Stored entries
┌────────

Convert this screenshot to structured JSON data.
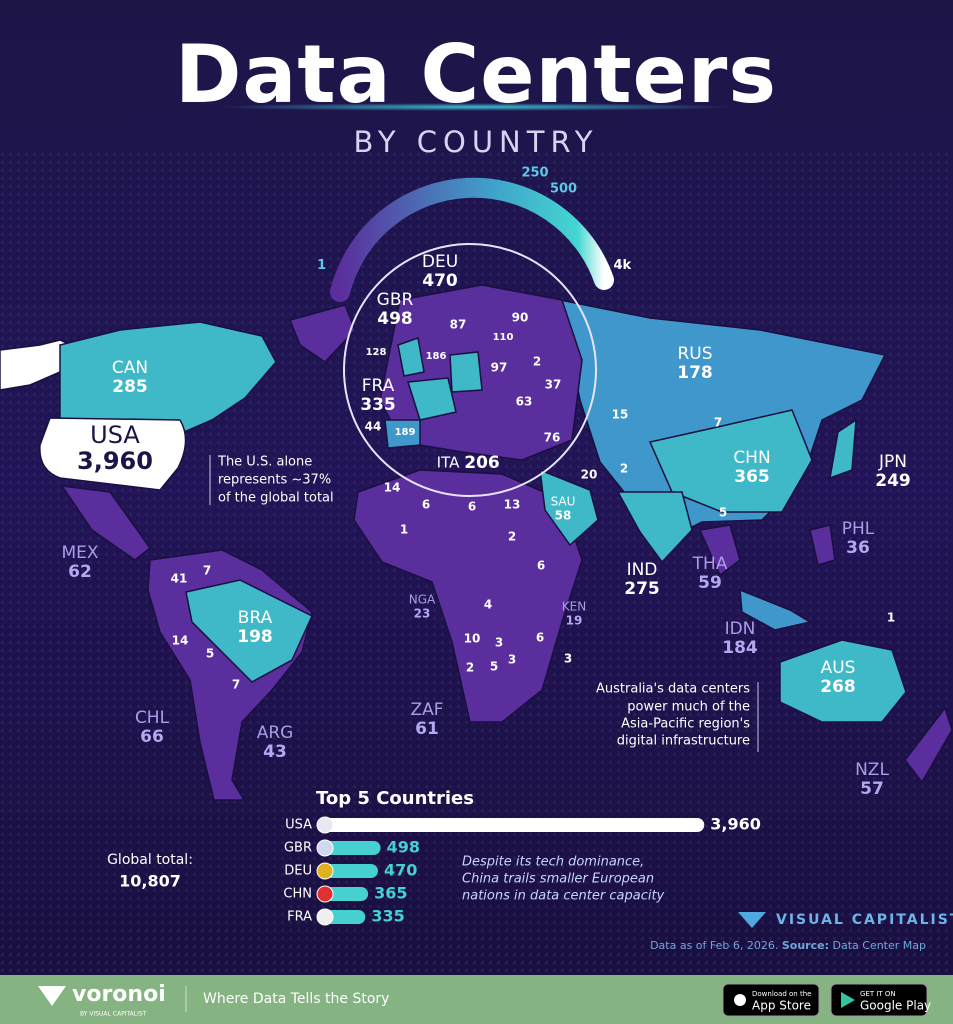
{
  "title": "Data Centers",
  "subtitle": "BY COUNTRY",
  "legend": {
    "ticks": [
      1,
      250,
      500,
      {
        "value": 4000,
        "label": "4k"
      }
    ]
  },
  "countries": [
    {
      "name": "CAN",
      "value": 285
    },
    {
      "name": "USA",
      "value": 3960,
      "value_label": "3,960"
    },
    {
      "name": "MEX",
      "value": 62
    },
    {
      "name": "BRA",
      "value": 198
    },
    {
      "name": "CHL",
      "value": 66
    },
    {
      "name": "ARG",
      "value": 43
    },
    {
      "name": "GBR",
      "value": 498
    },
    {
      "name": "DEU",
      "value": 470
    },
    {
      "name": "FRA",
      "value": 335
    },
    {
      "name": "ITA",
      "value": 206
    },
    {
      "name": "RUS",
      "value": 178
    },
    {
      "name": "CHN",
      "value": 365
    },
    {
      "name": "JPN",
      "value": 249
    },
    {
      "name": "SAU",
      "value": 58
    },
    {
      "name": "IND",
      "value": 275
    },
    {
      "name": "THA",
      "value": 59
    },
    {
      "name": "PHL",
      "value": 36
    },
    {
      "name": "IDN",
      "value": 184
    },
    {
      "name": "AUS",
      "value": 268
    },
    {
      "name": "NZL",
      "value": 57
    },
    {
      "name": "NGA",
      "value": 23
    },
    {
      "name": "KEN",
      "value": 19
    },
    {
      "name": "ZAF",
      "value": 61
    }
  ],
  "map_values": [
    87,
    90,
    110,
    128,
    186,
    97,
    2,
    37,
    63,
    44,
    189,
    76,
    15,
    7,
    20,
    2,
    5,
    14,
    6,
    6,
    13,
    1,
    2,
    6,
    4,
    3,
    6,
    10,
    2,
    5,
    3,
    3,
    41,
    7,
    14,
    5,
    7,
    1
  ],
  "notes": [
    {
      "lines": [
        "The U.S. alone",
        "represents ~37%",
        "of the global total"
      ]
    },
    {
      "lines": [
        "Australia's data centers",
        "power much of the",
        "Asia-Pacific region's",
        "digital infrastructure"
      ]
    },
    {
      "lines": [
        "Despite its tech dominance,",
        "China trails smaller European",
        "nations in data center capacity"
      ]
    }
  ],
  "top5": {
    "title": "Top 5 Countries",
    "rows": [
      {
        "name": "USA",
        "value": 3960,
        "value_label": "3,960"
      },
      {
        "name": "GBR",
        "value": 498
      },
      {
        "name": "DEU",
        "value": 470
      },
      {
        "name": "CHN",
        "value": 365
      },
      {
        "name": "FRA",
        "value": 335
      }
    ]
  },
  "global_total": {
    "label": "Global total:",
    "value": 10807,
    "value_label": "10,807"
  },
  "brand": "VISUAL CAPITALIST",
  "source": {
    "date": "Data as of Feb 6, 2026.",
    "label": "Source:",
    "name": "Data Center Map"
  },
  "footer": {
    "logo": "voronoi",
    "byline": "BY VISUAL CAPITALIST",
    "tagline": "Where Data Tells the Story",
    "app_store": {
      "small": "Download on the",
      "big": "App Store"
    },
    "google_play": {
      "small": "GET IT ON",
      "big": "Google Play"
    }
  }
}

└────────

### GIVEN INSTRUCTION
Return the listing above unchanged, apart from dropping its pictures.

### RIGHT ANSWER
Convert this screenshot to structured JSON data.
{
  "title": "Data Centers",
  "subtitle": "BY COUNTRY",
  "legend": {
    "ticks": [
      1,
      250,
      500,
      {
        "value": 4000,
        "label": "4k"
      }
    ]
  },
  "countries": [
    {
      "name": "CAN",
      "value": 285
    },
    {
      "name": "USA",
      "value": 3960,
      "value_label": "3,960"
    },
    {
      "name": "MEX",
      "value": 62
    },
    {
      "name": "BRA",
      "value": 198
    },
    {
      "name": "CHL",
      "value": 66
    },
    {
      "name": "ARG",
      "value": 43
    },
    {
      "name": "GBR",
      "value": 498
    },
    {
      "name": "DEU",
      "value": 470
    },
    {
      "name": "FRA",
      "value": 335
    },
    {
      "name": "ITA",
      "value": 206
    },
    {
      "name": "RUS",
      "value": 178
    },
    {
      "name": "CHN",
      "value": 365
    },
    {
      "name": "JPN",
      "value": 249
    },
    {
      "name": "SAU",
      "value": 58
    },
    {
      "name": "IND",
      "value": 275
    },
    {
      "name": "THA",
      "value": 59
    },
    {
      "name": "PHL",
      "value": 36
    },
    {
      "name": "IDN",
      "value": 184
    },
    {
      "name": "AUS",
      "value": 268
    },
    {
      "name": "NZL",
      "value": 57
    },
    {
      "name": "NGA",
      "value": 23
    },
    {
      "name": "KEN",
      "value": 19
    },
    {
      "name": "ZAF",
      "value": 61
    }
  ],
  "map_values": [
    87,
    90,
    110,
    128,
    186,
    97,
    2,
    37,
    63,
    44,
    189,
    76,
    15,
    7,
    20,
    2,
    5,
    14,
    6,
    6,
    13,
    1,
    2,
    6,
    4,
    3,
    6,
    10,
    2,
    5,
    3,
    3,
    41,
    7,
    14,
    5,
    7,
    1
  ],
  "notes": [
    {
      "lines": [
        "The U.S. alone",
        "represents ~37%",
        "of the global total"
      ]
    },
    {
      "lines": [
        "Australia's data centers",
        "power much of the",
        "Asia-Pacific region's",
        "digital infrastructure"
      ]
    },
    {
      "lines": [
        "Despite its tech dominance,",
        "China trails smaller European",
        "nations in data center capacity"
      ]
    }
  ],
  "top5": {
    "title": "Top 5 Countries",
    "rows": [
      {
        "name": "USA",
        "value": 3960,
        "value_label": "3,960"
      },
      {
        "name": "GBR",
        "value": 498
      },
      {
        "name": "DEU",
        "value": 470
      },
      {
        "name": "CHN",
        "value": 365
      },
      {
        "name": "FRA",
        "value": 335
      }
    ]
  },
  "global_total": {
    "label": "Global total:",
    "value": 10807,
    "value_label": "10,807"
  },
  "brand": "VISUAL CAPITALIST",
  "source": {
    "date": "Data as of Feb 6, 2026.",
    "label": "Source:",
    "name": "Data Center Map"
  },
  "footer": {
    "logo": "voronoi",
    "byline": "BY VISUAL CAPITALIST",
    "tagline": "Where Data Tells the Story",
    "app_store": {
      "small": "Download on the",
      "big": "App Store"
    },
    "google_play": {
      "small": "GET IT ON",
      "big": "Google Play"
    }
  }
}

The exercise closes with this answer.